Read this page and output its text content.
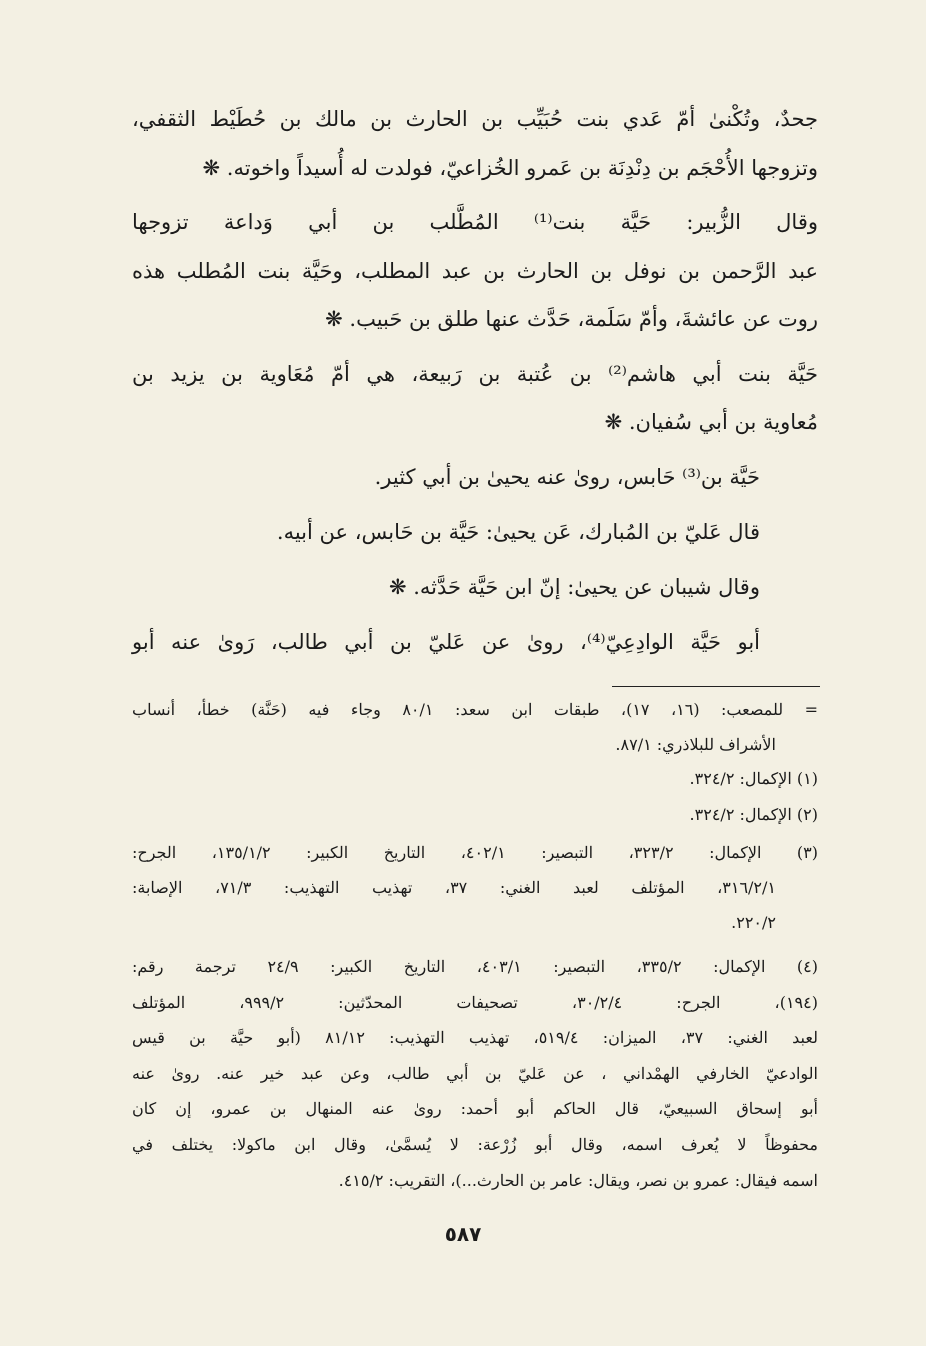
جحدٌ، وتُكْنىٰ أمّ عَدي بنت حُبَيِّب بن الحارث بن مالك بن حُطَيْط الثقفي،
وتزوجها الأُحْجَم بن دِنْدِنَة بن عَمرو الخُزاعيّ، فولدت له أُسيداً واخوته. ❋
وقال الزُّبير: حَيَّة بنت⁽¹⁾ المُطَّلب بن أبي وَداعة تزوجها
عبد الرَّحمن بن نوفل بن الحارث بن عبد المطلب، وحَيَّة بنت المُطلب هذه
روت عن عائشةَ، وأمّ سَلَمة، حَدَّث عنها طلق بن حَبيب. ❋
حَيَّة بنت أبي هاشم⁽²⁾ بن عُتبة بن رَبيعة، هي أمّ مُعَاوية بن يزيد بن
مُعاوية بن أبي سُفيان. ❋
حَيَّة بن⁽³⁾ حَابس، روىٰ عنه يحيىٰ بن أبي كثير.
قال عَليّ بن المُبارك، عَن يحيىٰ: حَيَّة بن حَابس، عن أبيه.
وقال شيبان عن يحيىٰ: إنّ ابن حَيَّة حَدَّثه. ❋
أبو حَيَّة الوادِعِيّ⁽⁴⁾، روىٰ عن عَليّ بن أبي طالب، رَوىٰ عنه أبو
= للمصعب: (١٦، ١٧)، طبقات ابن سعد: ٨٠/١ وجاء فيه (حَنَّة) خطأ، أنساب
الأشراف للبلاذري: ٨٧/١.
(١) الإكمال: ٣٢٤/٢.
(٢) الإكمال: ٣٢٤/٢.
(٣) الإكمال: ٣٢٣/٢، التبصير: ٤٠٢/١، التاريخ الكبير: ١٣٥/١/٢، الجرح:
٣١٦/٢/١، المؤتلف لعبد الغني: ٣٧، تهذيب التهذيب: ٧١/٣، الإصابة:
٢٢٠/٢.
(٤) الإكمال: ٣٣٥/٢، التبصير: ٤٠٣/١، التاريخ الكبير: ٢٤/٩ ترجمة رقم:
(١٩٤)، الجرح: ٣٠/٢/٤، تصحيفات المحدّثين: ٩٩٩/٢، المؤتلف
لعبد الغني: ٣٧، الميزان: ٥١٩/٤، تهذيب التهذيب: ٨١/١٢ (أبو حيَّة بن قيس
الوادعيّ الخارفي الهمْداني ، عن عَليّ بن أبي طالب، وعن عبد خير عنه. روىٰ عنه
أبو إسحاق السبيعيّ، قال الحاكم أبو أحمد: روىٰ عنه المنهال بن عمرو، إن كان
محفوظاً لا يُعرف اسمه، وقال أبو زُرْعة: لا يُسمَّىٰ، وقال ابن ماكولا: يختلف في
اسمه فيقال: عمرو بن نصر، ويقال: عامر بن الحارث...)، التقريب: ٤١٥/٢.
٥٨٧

:::

## [Given problem]
Take the listing above and print it exactly, apart from the pictures.

## [Full response]
Read this page and output its text content.
جحدٌ، وتُكْنىٰ أمّ عَدي بنت حُبَيِّب بن الحارث بن مالك بن حُطَيْط الثقفي،
وتزوجها الأُحْجَم بن دِنْدِنَة بن عَمرو الخُزاعيّ، فولدت له أُسيداً واخوته. ❋
وقال الزُّبير: حَيَّة بنت⁽¹⁾ المُطَّلب بن أبي وَداعة تزوجها
عبد الرَّحمن بن نوفل بن الحارث بن عبد المطلب، وحَيَّة بنت المُطلب هذه
روت عن عائشةَ، وأمّ سَلَمة، حَدَّث عنها طلق بن حَبيب. ❋
حَيَّة بنت أبي هاشم⁽²⁾ بن عُتبة بن رَبيعة، هي أمّ مُعَاوية بن يزيد بن
مُعاوية بن أبي سُفيان. ❋
حَيَّة بن⁽³⁾ حَابس، روىٰ عنه يحيىٰ بن أبي كثير.
قال عَليّ بن المُبارك، عَن يحيىٰ: حَيَّة بن حَابس، عن أبيه.
وقال شيبان عن يحيىٰ: إنّ ابن حَيَّة حَدَّثه. ❋
أبو حَيَّة الوادِعِيّ⁽⁴⁾، روىٰ عن عَليّ بن أبي طالب، رَوىٰ عنه أبو
= للمصعب: (١٦، ١٧)، طبقات ابن سعد: ٨٠/١ وجاء فيه (حَنَّة) خطأ، أنساب
الأشراف للبلاذري: ٨٧/١.
(١) الإكمال: ٣٢٤/٢.
(٢) الإكمال: ٣٢٤/٢.
(٣) الإكمال: ٣٢٣/٢، التبصير: ٤٠٢/١، التاريخ الكبير: ١٣٥/١/٢، الجرح:
٣١٦/٢/١، المؤتلف لعبد الغني: ٣٧، تهذيب التهذيب: ٧١/٣، الإصابة:
٢٢٠/٢.
(٤) الإكمال: ٣٣٥/٢، التبصير: ٤٠٣/١، التاريخ الكبير: ٢٤/٩ ترجمة رقم:
(١٩٤)، الجرح: ٣٠/٢/٤، تصحيفات المحدّثين: ٩٩٩/٢، المؤتلف
لعبد الغني: ٣٧، الميزان: ٥١٩/٤، تهذيب التهذيب: ٨١/١٢ (أبو حيَّة بن قيس
الوادعيّ الخارفي الهمْداني ، عن عَليّ بن أبي طالب، وعن عبد خير عنه. روىٰ عنه
أبو إسحاق السبيعيّ، قال الحاكم أبو أحمد: روىٰ عنه المنهال بن عمرو، إن كان
محفوظاً لا يُعرف اسمه، وقال أبو زُرْعة: لا يُسمَّىٰ، وقال ابن ماكولا: يختلف في
اسمه فيقال: عمرو بن نصر، ويقال: عامر بن الحارث...)، التقريب: ٤١٥/٢.
٥٨٧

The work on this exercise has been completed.